Task details: Locate the string "this" in the records below. Copy every line where it occurs.

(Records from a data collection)
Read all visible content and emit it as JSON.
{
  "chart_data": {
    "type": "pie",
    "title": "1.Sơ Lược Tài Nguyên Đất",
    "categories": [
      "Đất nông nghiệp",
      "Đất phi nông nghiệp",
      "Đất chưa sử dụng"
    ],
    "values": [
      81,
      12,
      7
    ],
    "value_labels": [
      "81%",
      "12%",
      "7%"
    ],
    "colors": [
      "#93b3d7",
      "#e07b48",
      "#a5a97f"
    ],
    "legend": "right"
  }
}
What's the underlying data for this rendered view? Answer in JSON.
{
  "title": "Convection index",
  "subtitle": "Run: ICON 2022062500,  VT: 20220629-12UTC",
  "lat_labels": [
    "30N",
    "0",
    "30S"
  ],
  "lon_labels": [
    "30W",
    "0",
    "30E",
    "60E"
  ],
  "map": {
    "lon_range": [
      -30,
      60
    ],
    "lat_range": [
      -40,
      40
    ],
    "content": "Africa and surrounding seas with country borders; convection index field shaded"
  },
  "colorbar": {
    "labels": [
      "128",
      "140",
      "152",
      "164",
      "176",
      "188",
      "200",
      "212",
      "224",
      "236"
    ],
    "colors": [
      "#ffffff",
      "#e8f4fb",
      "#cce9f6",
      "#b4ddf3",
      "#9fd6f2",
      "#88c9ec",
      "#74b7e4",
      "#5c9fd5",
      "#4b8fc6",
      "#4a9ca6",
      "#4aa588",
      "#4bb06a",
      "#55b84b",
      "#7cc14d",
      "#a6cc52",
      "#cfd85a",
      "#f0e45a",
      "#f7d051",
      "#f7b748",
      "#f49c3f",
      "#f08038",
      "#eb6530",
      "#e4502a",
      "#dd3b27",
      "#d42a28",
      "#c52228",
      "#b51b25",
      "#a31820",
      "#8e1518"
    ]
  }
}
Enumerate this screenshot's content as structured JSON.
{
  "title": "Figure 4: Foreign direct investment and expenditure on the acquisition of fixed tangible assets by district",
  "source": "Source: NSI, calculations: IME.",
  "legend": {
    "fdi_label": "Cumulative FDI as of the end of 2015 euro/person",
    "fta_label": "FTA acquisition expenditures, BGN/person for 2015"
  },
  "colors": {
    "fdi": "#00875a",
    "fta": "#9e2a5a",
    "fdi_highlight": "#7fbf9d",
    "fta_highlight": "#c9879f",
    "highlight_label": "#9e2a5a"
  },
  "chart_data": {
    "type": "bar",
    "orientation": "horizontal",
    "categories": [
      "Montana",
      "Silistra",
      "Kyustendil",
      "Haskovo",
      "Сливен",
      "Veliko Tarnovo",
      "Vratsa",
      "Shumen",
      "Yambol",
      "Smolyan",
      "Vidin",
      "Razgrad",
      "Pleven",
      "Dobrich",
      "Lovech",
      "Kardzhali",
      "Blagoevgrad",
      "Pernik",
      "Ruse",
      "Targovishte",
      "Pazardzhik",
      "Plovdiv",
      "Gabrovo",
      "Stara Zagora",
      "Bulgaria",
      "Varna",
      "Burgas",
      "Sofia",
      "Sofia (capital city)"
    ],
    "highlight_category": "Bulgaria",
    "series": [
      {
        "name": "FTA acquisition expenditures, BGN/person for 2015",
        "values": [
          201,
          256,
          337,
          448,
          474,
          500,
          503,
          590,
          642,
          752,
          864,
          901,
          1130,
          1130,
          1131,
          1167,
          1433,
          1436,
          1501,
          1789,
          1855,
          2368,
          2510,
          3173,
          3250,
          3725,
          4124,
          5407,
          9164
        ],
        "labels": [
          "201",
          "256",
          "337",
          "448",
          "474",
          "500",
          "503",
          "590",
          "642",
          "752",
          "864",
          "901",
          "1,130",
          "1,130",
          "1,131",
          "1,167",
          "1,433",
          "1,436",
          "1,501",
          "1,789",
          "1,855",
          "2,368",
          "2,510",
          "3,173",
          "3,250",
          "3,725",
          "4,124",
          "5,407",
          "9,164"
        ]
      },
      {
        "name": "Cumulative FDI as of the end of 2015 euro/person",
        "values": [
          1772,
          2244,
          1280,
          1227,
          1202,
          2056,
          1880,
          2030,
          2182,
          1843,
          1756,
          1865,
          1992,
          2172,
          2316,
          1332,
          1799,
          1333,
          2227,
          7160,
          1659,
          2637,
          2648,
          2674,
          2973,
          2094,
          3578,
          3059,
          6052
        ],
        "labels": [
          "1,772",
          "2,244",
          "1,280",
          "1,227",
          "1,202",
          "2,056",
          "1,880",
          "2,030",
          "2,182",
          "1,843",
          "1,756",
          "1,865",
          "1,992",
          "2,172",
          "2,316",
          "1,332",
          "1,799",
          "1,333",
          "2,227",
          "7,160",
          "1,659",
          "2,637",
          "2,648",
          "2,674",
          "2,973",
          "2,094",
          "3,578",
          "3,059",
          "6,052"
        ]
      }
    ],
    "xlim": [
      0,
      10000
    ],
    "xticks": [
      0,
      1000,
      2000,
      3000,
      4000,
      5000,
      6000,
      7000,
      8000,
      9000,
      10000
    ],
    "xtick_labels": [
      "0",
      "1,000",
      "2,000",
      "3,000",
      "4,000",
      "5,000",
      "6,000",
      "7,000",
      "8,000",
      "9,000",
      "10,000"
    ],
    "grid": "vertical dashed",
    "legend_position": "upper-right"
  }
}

Solution:
What's the underlying data for this rendered view? Answer in JSON.
Enumerate this screenshot's content as structured JSON.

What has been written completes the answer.